**OBJECTIVE**
Gather, from the data below, each line in which the word "между" occurs.
:::::
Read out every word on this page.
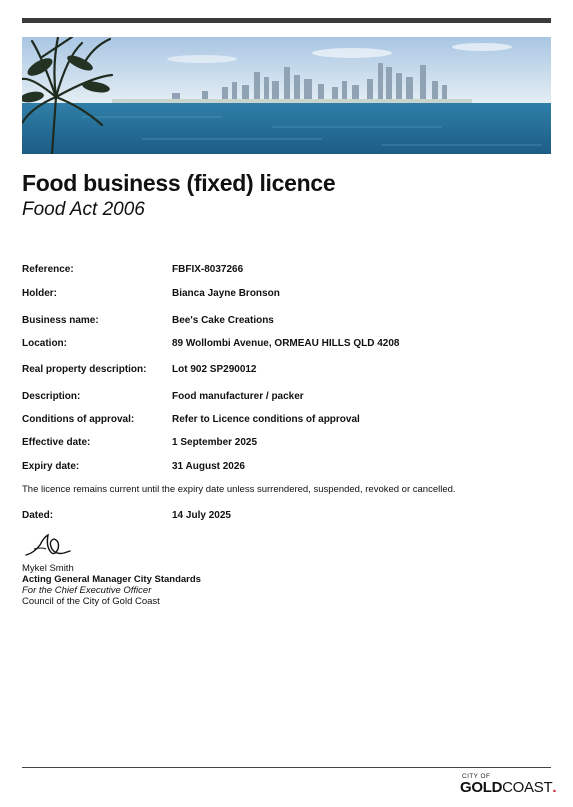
Food business (fixed) licence
Food Act 2006
Reference:	FBFIX-8037266
Holder:	Bianca Jayne Bronson
Business name:	Bee's Cake Creations
Location:	89 Wollombi Avenue, ORMEAU HILLS QLD 4208
Real property description:	Lot 902 SP290012
Description:	Food manufacturer / packer
Conditions of approval:	Refer to Licence conditions of approval
Effective date:	1 September 2025
Expiry date:	31 August 2026
The licence remains current until the expiry date unless surrendered, suspended, revoked or cancelled.
Dated:	14 July 2025
Mykel Smith
Acting General Manager City Standards
For the Chief Executive Officer
Council of the City of Gold Coast
CITY OF
GOLDCOAST.
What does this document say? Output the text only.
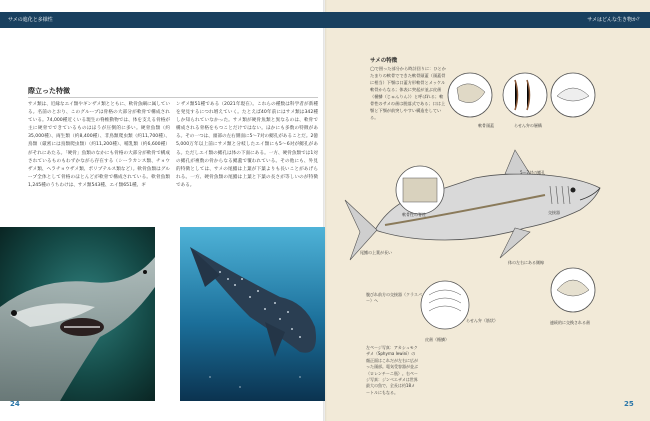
サメの進化と多様性	サメはどんな生き物か？
際立った特徴
サメ類は、近縁なエイ類やギンザメ類とともに、軟骨魚綱に属している。名前のとおり、このグループは骨格の大部分が軟骨で構成されている。74,000種近くいる現生の脊椎動物では、体を支える骨格が主に硬骨でできているものはほうが圧倒的に多い。硬骨魚類（約35,000種）、両生類（約8,400種）、非鳥類爬虫類（約11,700種）、鳥類（厳密には鳥類爬虫類）（約11,200種）、哺乳類（約6,600種）がそれにあたる。「硬骨」魚類のなかにも骨格の大部分が軟骨で構成されているものもわずかながら存在する（シーラカンス類、チョウザメ類、ヘラチョウザメ類、ポリプテルス類など）。軟骨魚類はグループ全体として骨格のほとんどが軟骨で構成されている。軟骨魚類1,245種のうちわけは、サメ類543種、エイ類651種、ギ
ンザメ類51種である（2021年現在）。これらの種数は科学者が新種を発見するにつれ増えていく。たとえば40年前にはサメ類は342種しか知られていなかった。サメ類が硬骨魚類と異なるのは、軟骨で構成される骨格をもつことだけではない。ほかにも多数の特徴がある。その一つは、頭部の左右側面に5〜7対の鰓孔があることだ。2億5,000万年以上前にサメ類と分岐したエイ類にも5〜6対が鰓孔がある。ただしエイ類の鰓孔は体の下面にある。一方、硬骨魚類では1対の鰓孔が複数の骨からなる鰓蓋で覆われている。その他にも、外見的特徴としては、サメの尾鰭は上葉が下葉よりも長いことがあげられる。一方、硬骨魚類の尾鰭は上葉と下葉の長さが等しいのが特徴である。
サメの特徴
◯で囲った部分から時計回りに：ひとかたまりの軟骨でできた軟骨頭蓋（頭蓋骨に相当）下顎は口蓋方形軟骨とメッケル軟骨からなる；体表に突起が並ぶ皮歯（楯鱗（じゅんりん））と呼ばれる；軟骨性のサメの歯は脱落式である；口は上顎と下顎が前突しやすい構造をしている。
軟骨頭蓋	らせん弁の層構
軟骨性の脊柱
5〜7対の鰓孔
交接器
腹びれ前方の交接器（クラスパー）へ
らせん弁（筋状）
皮歯（楯鱗）
連続的に交換される歯
体の左右にある側線
尾鰭の上葉が長い
左ページ写真：アカシュモクザメ（Sphyrna lewini）の顔正面はこれだが左右に広がった頭部。電気受容器が並ぶ（ロレンチーニ瓶）。右ページ写真：ジンベエザメは世界最大の魚で、全長は約18メートルにもなる。
24	25
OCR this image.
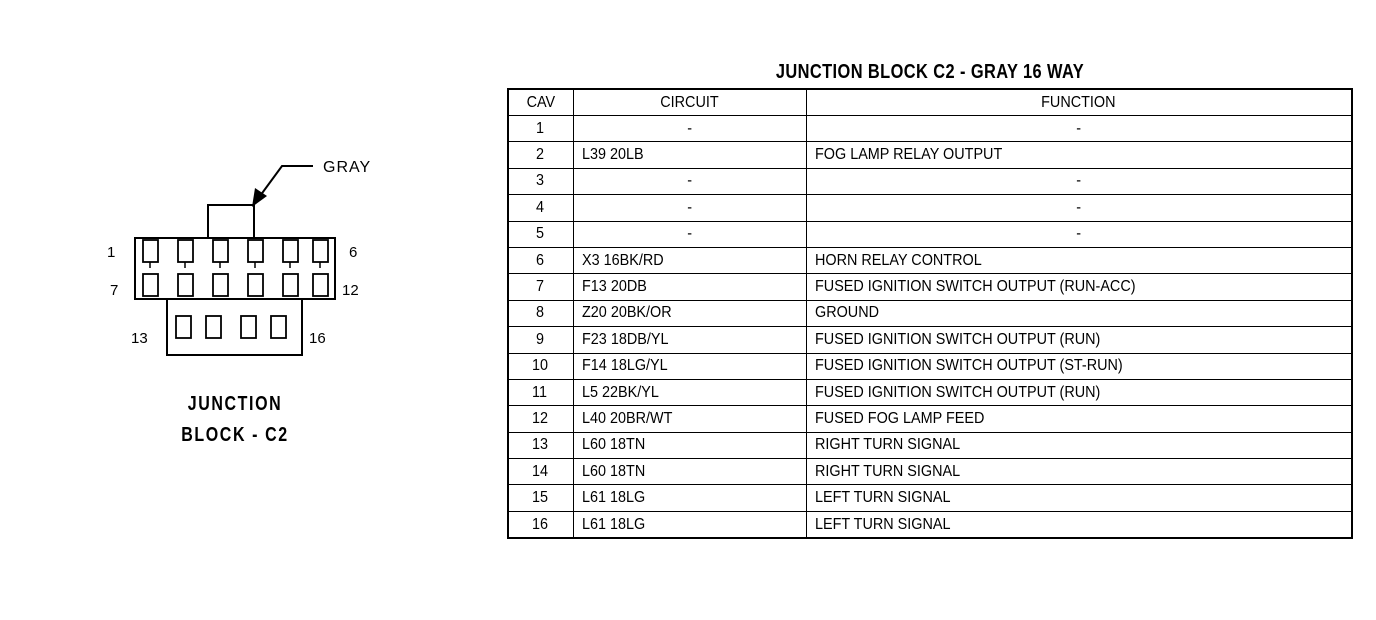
GRAY
1	6
7	12
13	16
JUNCTION
BLOCK - C2
JUNCTION BLOCK C2 - GRAY 16 WAY
CAV	CIRCUIT	FUNCTION
1	-	-
2	L39 20LB	FOG LAMP RELAY OUTPUT
3	-	-
4	-	-
5	-	-
6	X3 16BK/RD	HORN RELAY CONTROL
7	F13 20DB	FUSED IGNITION SWITCH OUTPUT (RUN-ACC)
8	Z20 20BK/OR	GROUND
9	F23 18DB/YL	FUSED IGNITION SWITCH OUTPUT (RUN)
10	F14 18LG/YL	FUSED IGNITION SWITCH OUTPUT (ST-RUN)
11	L5 22BK/YL	FUSED IGNITION SWITCH OUTPUT (RUN)
12	L40 20BR/WT	FUSED FOG LAMP FEED
13	L60 18TN	RIGHT TURN SIGNAL
14	L60 18TN	RIGHT TURN SIGNAL
15	L61 18LG	LEFT TURN SIGNAL
16	L61 18LG	LEFT TURN SIGNAL
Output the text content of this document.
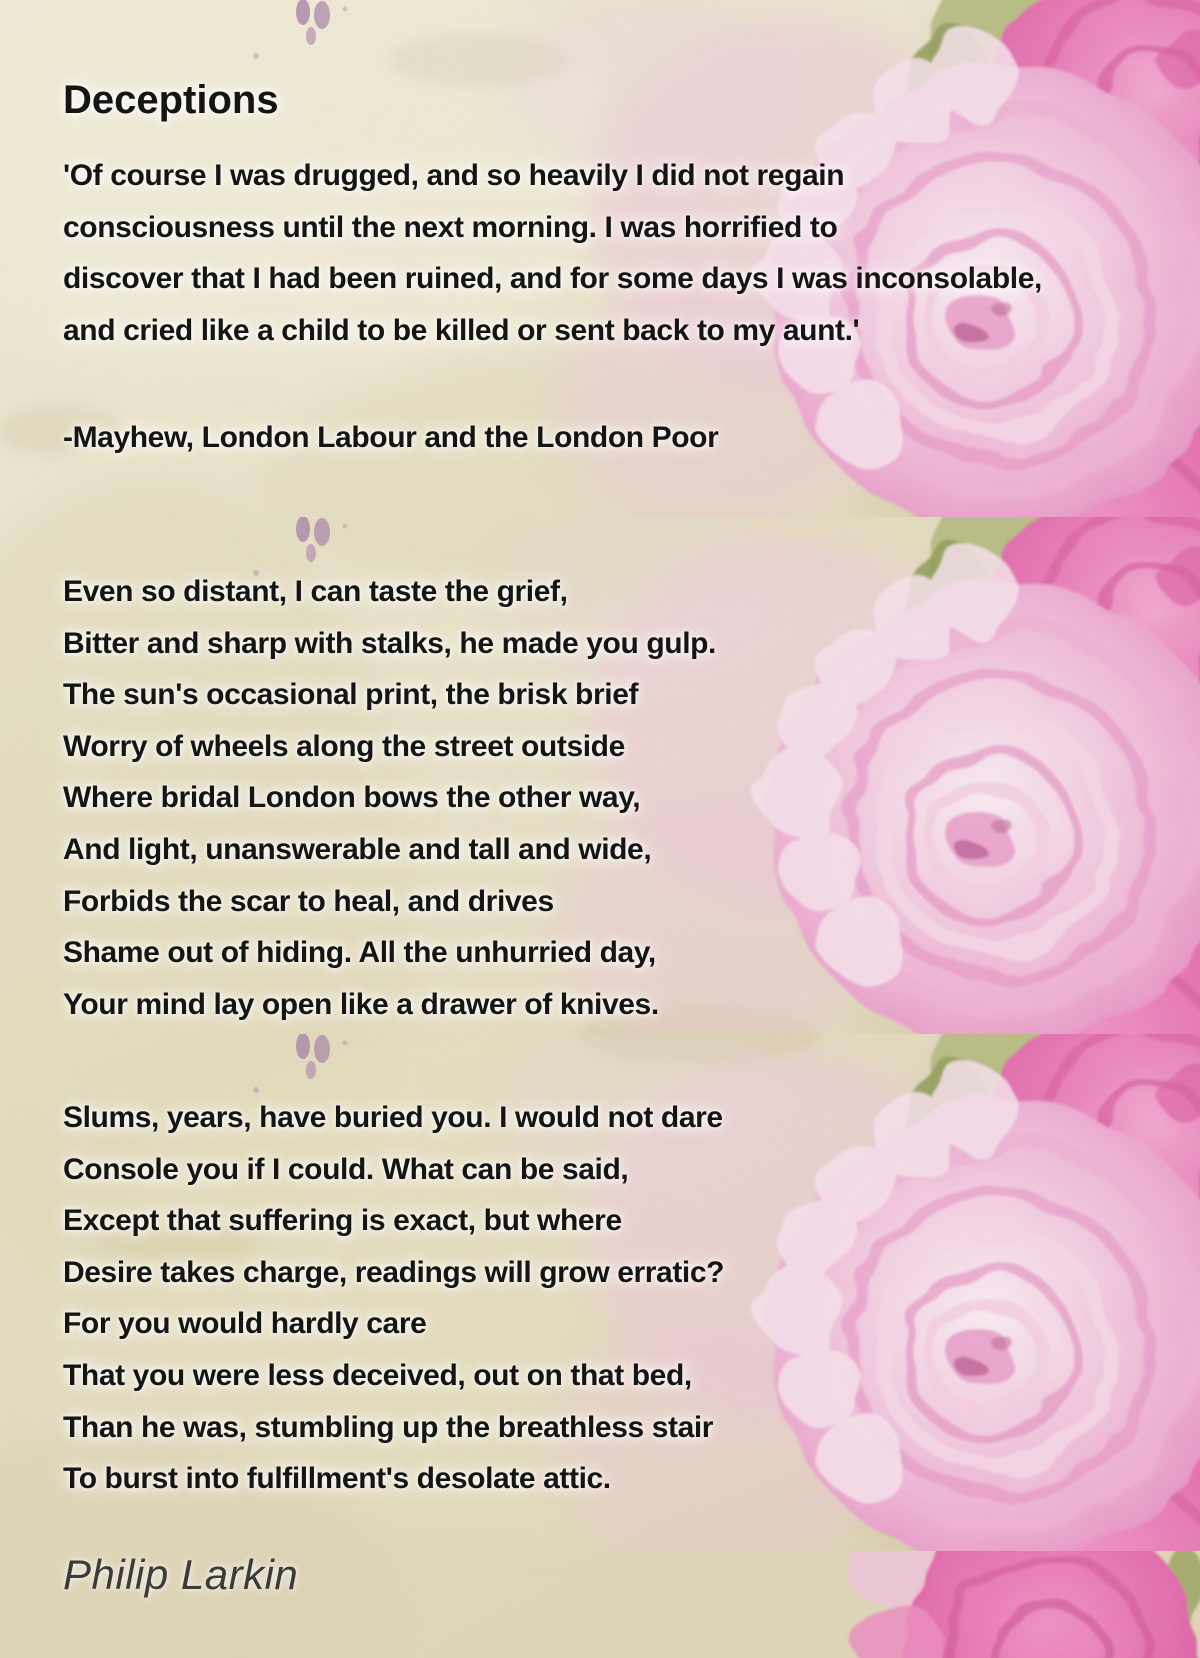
Deceptions
'Of course I was drugged, and so heavily I did not regain
consciousness until the next morning. I was horrified to
discover that I had been ruined, and for some days I was inconsolable,
and cried like a child to be killed or sent back to my aunt.'
-Mayhew, London Labour and the London Poor
Even so distant, I can taste the grief,
Bitter and sharp with stalks, he made you gulp.
The sun's occasional print, the brisk brief
Worry of wheels along the street outside
Where bridal London bows the other way,
And light, unanswerable and tall and wide,
Forbids the scar to heal, and drives
Shame out of hiding. All the unhurried day,
Your mind lay open like a drawer of knives.
Slums, years, have buried you. I would not dare
Console you if I could. What can be said,
Except that suffering is exact, but where
Desire takes charge, readings will grow erratic?
For you would hardly care
That you were less deceived, out on that bed,
Than he was, stumbling up the breathless stair
To burst into fulfillment's desolate attic.
Philip Larkin
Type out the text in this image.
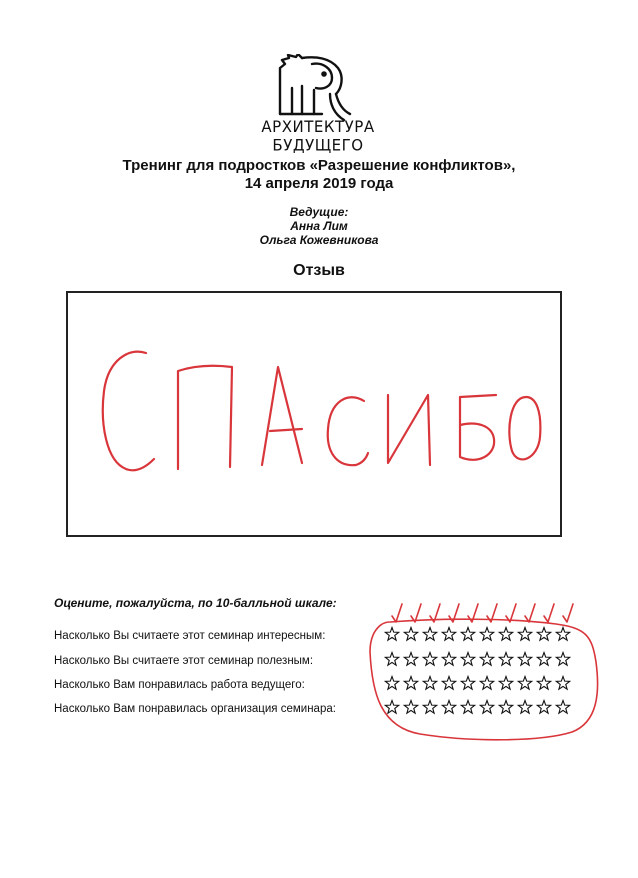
АРХИТЕКТУРА БУДУЩЕГО
Тренинг для подростков «Разрешение конфликтов»,
14 апреля 2019 года
Ведущие:
Анна Лим
Ольга Кожевникова
Отзыв
СПАСИБО
Оцените, пожалуйста, по 10-балльной шкале:
Насколько Вы считаете этот семинар интересным:
Насколько Вы считаете этот семинар полезным:
Насколько Вам понравилась работа ведущего:
Насколько Вам понравилась организация семинара:
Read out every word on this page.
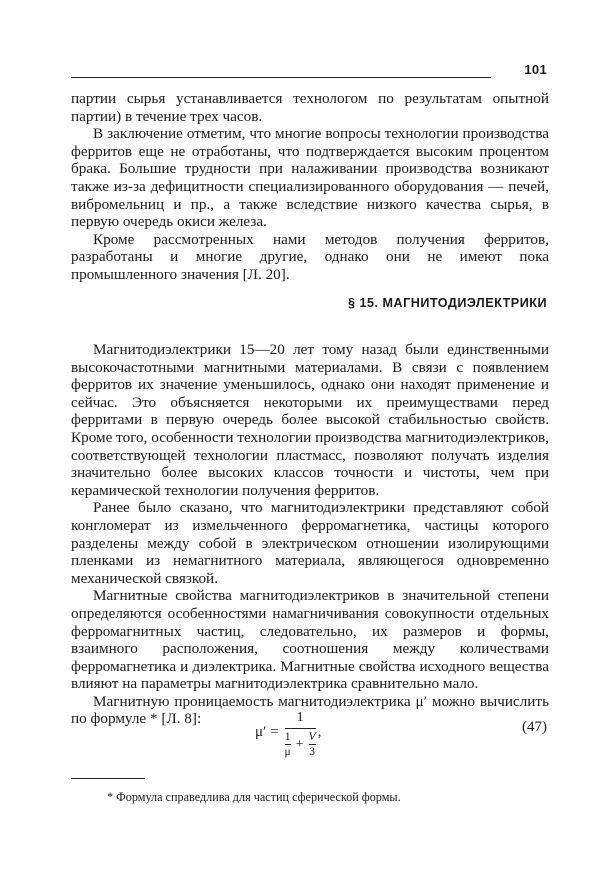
101

партии сырья устанавливается технологом по результатам опытной партии) в течение трех часов.

В заключение отметим, что многие вопросы технологии производства ферритов еще не отработаны, что подтверждается высоким процентом брака. Большие трудности при налаживании производства возникают также из-за дефицитности специализированного оборудования — печей, вибромельниц и пр., а также вследствие низкого качества сырья, в первую очередь окиси железа.

Кроме рассмотренных нами методов получения ферритов, разработаны и многие другие, однако они не имеют пока промышленного значения [Л. 20].

§ 15. МАГНИТОДИЭЛЕКТРИКИ

Магнитодиэлектрики 15—20 лет тому назад были единственными высокочастотными магнитными материалами. В связи с появлением ферритов их значение уменьшилось, однако они находят применение и сейчас. Это объясняется некоторыми их преимуществами перед ферритами в первую очередь более высокой стабильностью свойств. Кроме того, особенности технологии производства магнитодиэлектриков, соответствующей технологии пластмасс, позволяют получать изделия значительно более высоких классов точности и чистоты, чем при керамической технологии получения ферритов.

Ранее было сказано, что магнитодиэлектрики представляют собой конгломерат из измельченного ферромагнетика, частицы которого разделены между собой в электрическом отношении изолирующими пленками из немагнитного материала, являющегося одновременно механической связкой.

Магнитные свойства магнитодиэлектриков в значительной степени определяются особенностями намагничивания совокупности отдельных ферромагнитных частиц, следовательно, их размеров и формы, взаимного расположения, соотношения между количествами ферромагнетика и диэлектрика. Магнитные свойства исходного вещества влияют на параметры магнитодиэлектрика сравнительно мало.

Магнитную проницаемость магнитодиэлектрика μ′ можно вычислить по формуле * [Л. 8]:

μ′ =
1
$\frac{1}{\mu} + \frac{V}{3}$ ,	(47)
* Формула справедлива для частиц сферической формы.
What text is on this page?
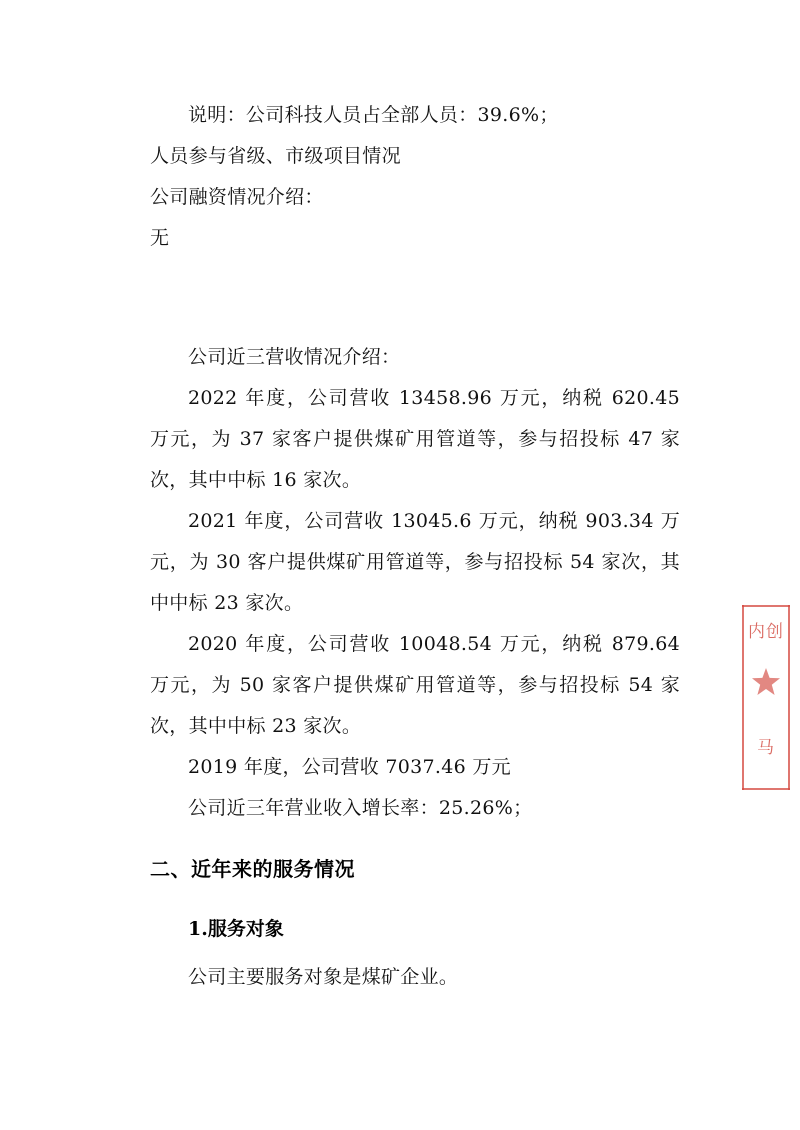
说明：公司科技人员占全部人员：39.6%；

人员参与省级、市级项目情况

公司融资情况介绍：

无

公司近三营收情况介绍：

2022 年度，公司营收 13458.96 万元，纳税 620.45 万元，为 37 家客户提供煤矿用管道等，参与招投标 47 家次，其中中标 16 家次。

2021 年度，公司营收 13045.6 万元，纳税 903.34 万元，为 30 客户提供煤矿用管道等，参与招投标 54 家次，其中中标 23 家次。

2020 年度，公司营收 10048.54 万元，纳税 879.64 万元，为 50 家客户提供煤矿用管道等，参与招投标 54 家次，其中中标 23 家次。

2019 年度，公司营收 7037.46 万元

公司近三年营业收入增长率：25.26%；

二、近年来的服务情况
1.服务对象

公司主要服务对象是煤矿企业。

内创
马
:::::
**COMPLETED EXERCISE**
Ранее было сказано, что магнитодиэлектрики представляют собой конгломерат из измельченного ферромагнетика, частицы которого разделены между собой в электрическом отношении изолирующими пленками из немагнитного материала, являющегося одновременно механической связкой.
Магнитные свойства магнитодиэлектриков в значительной степени определяются особенностями намагничивания совокупности отдельных ферромагнитных частиц, следовательно, их размеров и формы, взаимного расположения, соотношения между количествами ферромагнетика и диэлектрика. Магнитные свойства исходного вещества влияют на параметры магнитодиэлектрика сравнительно мало.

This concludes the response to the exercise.